AIM A – In the ProtoDUNE passage, what is the slope of the best fit line fitted to the data points below 80 Gb/s?
----- PAGE -----
In order to understand the impact of ProtoDUNE jobs on the Fermilab network traffic, we plot the distribution of event processing start rate versus network traffic in Fig. 8. Even though the network traffic has contributions from all grid jobs at Fermilab, there is a clear correlation between the number of ProtoDUNE concurrent jobs and the increase of network traffic. We fit a straight line to the data points below the network traffic of 80 Gb/s. The slope of the best fit line is \(4.2\pm 0.2\) Gb, which is the average outbound data transmission per event. The intercept is \(44\pm 2\) Gb/s, which is the average traffic from non-ProtoDUNE grid jobs. Based on the discussion of transmission time in Ref. [10], for 55,000 inferences per event, with each input a \(48 \times 48\) image at 32 bits, the total amount of data transmitted is about 4.1 Gigabits per event. This is consistent with the slope of the best fit straight line. The spread in data with respect to the straight line could be caused by the variation in the number of non-ProtoDUNE grid jobs during this period.

Figure 7 indicates that the average processing time is roughly 25 s/event for the GPU jobs. Assuming the entire 100 Gb/s bandwidth is available to the ProtoDUNE jobs, the maximum number of concurrent ProtoDUNE jobs we can run without saturating the network is \((100~\text {Gb/s})/(4.1~\text {Gb/event})\cdot (25~\text {s/event}) \simeq 600\). This is consistent with the concurrency limit of 600 jobs that we implemented after October 7.

Based on the above discussions, we conclude that, while overall computational time clearly decreases using GPUaaS, one does have to take particular care to understand what the expected data movement requirements will be for jobs using this architecture, and to set job concurrency limits appropriate to the capabilities of each local computing site and input data source. HTCondor [28, 29] in particular has the ability to define an arbitrary kind of resource that each job requires; one could define a “bandwidth” resource for these jobs, for example. HTCondor additionally allows configuring the job submissions to prevent more jobs to start at a given site once the sum of consumed resources by running jobs at that site reaches a certain threshold. Therefore, if one knows the total network capacity of each site hosting jobs, one can configure per-site job limits and prevent network saturation in an automated way.

Future Improvements

A number of improvements to overall scalability and ease of use are possible. In addition to automatic job concurrency limits to prevent network saturation as previously described, we are exploring the possibility of compressing the data sent to the GPU server to reduce the overall bandwidth requirements. While a reduced payload would obviously increase job concurrency limits, that must be balanced against the additional run time that would be introduced in compressing and decompressing the data on the worker node and server, respectively. Another desirable area of improvement is in overall ease of use and human effort requirements. In the current setup we make use of the standard DUNE Production job submission infrastructure, which allows for a high degree of automated job submission, but due to the current nature of the cloud server it requires an authorized individual to manually instantiate the GPU inference server before we submit jobs. Establishing a method of automatically instantiating the server at job submission time and automatically ramping it down when the associated jobs are complete would avoid a clear possible failure point should no authorized individuals be available when the infrastructure is needed.
-----
AIM B – Return verbatim the lines of the records starting at the very beginning of the records and ending at the line that contains "- staticText: Time", with both of those lines included.
----- RECORDS FOR THE EXERCISE -----
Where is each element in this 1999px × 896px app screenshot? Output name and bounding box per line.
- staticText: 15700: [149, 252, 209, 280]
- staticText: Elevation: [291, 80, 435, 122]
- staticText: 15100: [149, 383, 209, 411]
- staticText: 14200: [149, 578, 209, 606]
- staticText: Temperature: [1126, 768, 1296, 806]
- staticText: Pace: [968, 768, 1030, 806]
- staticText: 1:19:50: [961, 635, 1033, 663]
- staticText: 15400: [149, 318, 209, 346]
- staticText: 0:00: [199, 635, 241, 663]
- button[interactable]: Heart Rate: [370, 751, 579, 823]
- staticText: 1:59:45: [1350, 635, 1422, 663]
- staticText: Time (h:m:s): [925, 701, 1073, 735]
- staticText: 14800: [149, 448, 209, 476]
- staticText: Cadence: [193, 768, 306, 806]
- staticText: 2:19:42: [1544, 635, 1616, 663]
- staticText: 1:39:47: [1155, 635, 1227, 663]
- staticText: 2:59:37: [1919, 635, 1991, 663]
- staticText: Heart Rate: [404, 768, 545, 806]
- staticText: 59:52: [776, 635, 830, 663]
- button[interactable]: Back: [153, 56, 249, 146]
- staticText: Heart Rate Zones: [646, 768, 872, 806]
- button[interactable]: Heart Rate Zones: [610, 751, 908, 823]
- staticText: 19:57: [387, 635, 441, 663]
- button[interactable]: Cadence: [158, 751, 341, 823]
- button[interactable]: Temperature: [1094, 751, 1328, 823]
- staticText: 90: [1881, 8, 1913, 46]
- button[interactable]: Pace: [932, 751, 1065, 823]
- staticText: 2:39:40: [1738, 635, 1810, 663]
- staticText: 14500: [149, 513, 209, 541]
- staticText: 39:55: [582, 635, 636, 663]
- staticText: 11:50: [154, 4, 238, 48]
-----
CORRECT ANSWER A – 4.2 ± 0.2 Gb, the average outbound data transmission per event.

CORRECT ANSWER B –
Where is each element in this 1999px × 896px app screenshot? Output name and bounding box per line.
- staticText: 15700: [149, 252, 209, 280]
- staticText: Elevation: [291, 80, 435, 122]
- staticText: 15100: [149, 383, 209, 411]
- staticText: 14200: [149, 578, 209, 606]
- staticText: Temperature: [1126, 768, 1296, 806]
- staticText: Pace: [968, 768, 1030, 806]
- staticText: 1:19:50: [961, 635, 1033, 663]
- staticText: 15400: [149, 318, 209, 346]
- staticText: 0:00: [199, 635, 241, 663]
- button[interactable]: Heart Rate: [370, 751, 579, 823]
- staticText: 1:59:45: [1350, 635, 1422, 663]
- staticText: Time (h:m:s): [925, 701, 1073, 735]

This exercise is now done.